• What needs to be done: Write out the whole listing again, exactly.
-- begin Supplied records --
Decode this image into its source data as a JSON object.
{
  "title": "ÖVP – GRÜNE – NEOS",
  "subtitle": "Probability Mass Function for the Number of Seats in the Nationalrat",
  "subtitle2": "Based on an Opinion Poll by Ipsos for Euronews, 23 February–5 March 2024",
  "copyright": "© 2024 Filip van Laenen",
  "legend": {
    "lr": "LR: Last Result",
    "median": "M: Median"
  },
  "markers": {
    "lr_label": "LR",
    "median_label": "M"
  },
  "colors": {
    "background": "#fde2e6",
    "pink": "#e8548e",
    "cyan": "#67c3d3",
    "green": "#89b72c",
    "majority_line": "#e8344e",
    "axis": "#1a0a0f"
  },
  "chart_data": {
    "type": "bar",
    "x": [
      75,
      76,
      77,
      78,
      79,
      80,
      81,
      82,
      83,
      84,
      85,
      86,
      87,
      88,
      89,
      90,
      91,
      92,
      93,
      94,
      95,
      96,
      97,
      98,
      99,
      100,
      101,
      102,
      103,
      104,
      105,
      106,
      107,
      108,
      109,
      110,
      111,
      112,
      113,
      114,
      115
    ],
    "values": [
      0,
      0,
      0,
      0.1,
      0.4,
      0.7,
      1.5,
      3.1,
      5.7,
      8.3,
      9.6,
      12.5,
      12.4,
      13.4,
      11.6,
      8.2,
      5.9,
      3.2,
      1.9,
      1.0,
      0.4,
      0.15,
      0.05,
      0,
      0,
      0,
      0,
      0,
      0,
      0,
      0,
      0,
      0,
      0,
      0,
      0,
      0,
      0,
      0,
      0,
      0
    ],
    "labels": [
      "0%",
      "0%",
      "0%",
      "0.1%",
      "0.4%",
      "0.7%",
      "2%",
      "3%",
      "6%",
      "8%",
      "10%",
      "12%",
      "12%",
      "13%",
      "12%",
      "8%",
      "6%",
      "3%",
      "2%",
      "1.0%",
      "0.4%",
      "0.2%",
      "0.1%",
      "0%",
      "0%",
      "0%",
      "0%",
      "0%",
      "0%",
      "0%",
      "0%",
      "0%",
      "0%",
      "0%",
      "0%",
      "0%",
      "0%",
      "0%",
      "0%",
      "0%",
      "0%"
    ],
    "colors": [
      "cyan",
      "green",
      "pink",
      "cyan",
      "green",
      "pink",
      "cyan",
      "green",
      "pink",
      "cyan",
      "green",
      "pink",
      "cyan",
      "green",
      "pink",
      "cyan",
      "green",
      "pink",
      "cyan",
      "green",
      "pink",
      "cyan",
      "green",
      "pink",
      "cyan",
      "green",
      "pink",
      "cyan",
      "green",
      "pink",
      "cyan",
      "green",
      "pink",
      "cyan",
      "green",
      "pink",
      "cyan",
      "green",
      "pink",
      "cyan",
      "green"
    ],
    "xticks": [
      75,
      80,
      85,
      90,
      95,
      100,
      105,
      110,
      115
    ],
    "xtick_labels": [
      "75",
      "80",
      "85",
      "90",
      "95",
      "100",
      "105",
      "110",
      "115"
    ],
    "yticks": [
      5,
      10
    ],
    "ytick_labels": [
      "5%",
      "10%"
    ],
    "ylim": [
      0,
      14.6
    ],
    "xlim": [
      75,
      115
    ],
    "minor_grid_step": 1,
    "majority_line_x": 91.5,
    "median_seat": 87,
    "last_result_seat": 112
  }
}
-- end Supplied records --
• Solution for this exercise:
Decode this image into its source data as a JSON object.
{
  "title": "ÖVP – GRÜNE – NEOS",
  "subtitle": "Probability Mass Function for the Number of Seats in the Nationalrat",
  "subtitle2": "Based on an Opinion Poll by Ipsos for Euronews, 23 February–5 March 2024",
  "copyright": "© 2024 Filip van Laenen",
  "legend": {
    "lr": "LR: Last Result",
    "median": "M: Median"
  },
  "markers": {
    "lr_label": "LR",
    "median_label": "M"
  },
  "colors": {
    "background": "#fde2e6",
    "pink": "#e8548e",
    "cyan": "#67c3d3",
    "green": "#89b72c",
    "majority_line": "#e8344e",
    "axis": "#1a0a0f"
  },
  "chart_data": {
    "type": "bar",
    "x": [
      75,
      76,
      77,
      78,
      79,
      80,
      81,
      82,
      83,
      84,
      85,
      86,
      87,
      88,
      89,
      90,
      91,
      92,
      93,
      94,
      95,
      96,
      97,
      98,
      99,
      100,
      101,
      102,
      103,
      104,
      105,
      106,
      107,
      108,
      109,
      110,
      111,
      112,
      113,
      114,
      115
    ],
    "values": [
      0,
      0,
      0,
      0.1,
      0.4,
      0.7,
      1.5,
      3.1,
      5.7,
      8.3,
      9.6,
      12.5,
      12.4,
      13.4,
      11.6,
      8.2,
      5.9,
      3.2,
      1.9,
      1.0,
      0.4,
      0.15,
      0.05,
      0,
      0,
      0,
      0,
      0,
      0,
      0,
      0,
      0,
      0,
      0,
      0,
      0,
      0,
      0,
      0,
      0,
      0
    ],
    "labels": [
      "0%",
      "0%",
      "0%",
      "0.1%",
      "0.4%",
      "0.7%",
      "2%",
      "3%",
      "6%",
      "8%",
      "10%",
      "12%",
      "12%",
      "13%",
      "12%",
      "8%",
      "6%",
      "3%",
      "2%",
      "1.0%",
      "0.4%",
      "0.2%",
      "0.1%",
      "0%",
      "0%",
      "0%",
      "0%",
      "0%",
      "0%",
      "0%",
      "0%",
      "0%",
      "0%",
      "0%",
      "0%",
      "0%",
      "0%",
      "0%",
      "0%",
      "0%",
      "0%"
    ],
    "colors": [
      "cyan",
      "green",
      "pink",
      "cyan",
      "green",
      "pink",
      "cyan",
      "green",
      "pink",
      "cyan",
      "green",
      "pink",
      "cyan",
      "green",
      "pink",
      "cyan",
      "green",
      "pink",
      "cyan",
      "green",
      "pink",
      "cyan",
      "green",
      "pink",
      "cyan",
      "green",
      "pink",
      "cyan",
      "green",
      "pink",
      "cyan",
      "green",
      "pink",
      "cyan",
      "green",
      "pink",
      "cyan",
      "green",
      "pink",
      "cyan",
      "green"
    ],
    "xticks": [
      75,
      80,
      85,
      90,
      95,
      100,
      105,
      110,
      115
    ],
    "xtick_labels": [
      "75",
      "80",
      "85",
      "90",
      "95",
      "100",
      "105",
      "110",
      "115"
    ],
    "yticks": [
      5,
      10
    ],
    "ytick_labels": [
      "5%",
      "10%"
    ],
    "ylim": [
      0,
      14.6
    ],
    "xlim": [
      75,
      115
    ],
    "minor_grid_step": 1,
    "majority_line_x": 91.5,
    "median_seat": 87,
    "last_result_seat": 112
  }
}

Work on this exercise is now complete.